**WRITTEN EXERCISE**
Can you render everything from the start of the listing down to the line containing "region-label: léger, durée" as a Markdown table with the columns Row and Line, numbering each row and leaving out blank lines?

(Listing from a data source)
# # # # # # #

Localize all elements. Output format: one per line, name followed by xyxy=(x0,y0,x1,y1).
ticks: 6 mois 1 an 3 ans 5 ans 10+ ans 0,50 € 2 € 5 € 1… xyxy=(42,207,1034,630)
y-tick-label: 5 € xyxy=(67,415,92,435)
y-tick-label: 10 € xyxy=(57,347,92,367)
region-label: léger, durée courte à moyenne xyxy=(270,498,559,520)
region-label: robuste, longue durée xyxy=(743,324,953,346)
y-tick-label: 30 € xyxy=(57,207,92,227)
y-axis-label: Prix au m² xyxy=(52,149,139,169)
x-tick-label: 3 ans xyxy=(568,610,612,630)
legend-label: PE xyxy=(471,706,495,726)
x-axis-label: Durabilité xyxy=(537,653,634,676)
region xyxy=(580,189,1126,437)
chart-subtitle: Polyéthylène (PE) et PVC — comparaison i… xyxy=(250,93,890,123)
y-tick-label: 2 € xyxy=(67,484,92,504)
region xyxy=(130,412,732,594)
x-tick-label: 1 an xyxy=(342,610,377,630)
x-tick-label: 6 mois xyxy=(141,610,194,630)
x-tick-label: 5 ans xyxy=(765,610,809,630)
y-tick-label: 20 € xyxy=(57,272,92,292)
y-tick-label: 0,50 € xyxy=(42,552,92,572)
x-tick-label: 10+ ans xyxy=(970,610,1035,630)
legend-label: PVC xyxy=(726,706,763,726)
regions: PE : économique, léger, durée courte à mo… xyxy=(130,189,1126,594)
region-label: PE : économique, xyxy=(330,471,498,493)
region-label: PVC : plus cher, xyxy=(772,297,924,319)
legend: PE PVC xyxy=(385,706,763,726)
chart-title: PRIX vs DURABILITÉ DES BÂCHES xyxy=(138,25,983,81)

# # # # # # #

**RESPONSE TO THIS EXERCISE**
| Row | Line |
|---|---|
| 1 | Localize all elements. Output format: one per line, name followed by xyxy=(x0,y0,x1,y1). |
| 2 | ticks: 6 mois 1 an 3 ans 5 ans 10+ ans 0,50 € 2 € 5 € 1… xyxy=(42,207,1034,630) |
| 3 | y-tick-label: 5 € xyxy=(67,415,92,435) |
| 4 | y-tick-label: 10 € xyxy=(57,347,92,367) |
| 5 | region-label: léger, durée courte à moyenne xyxy=(270,498,559,520) |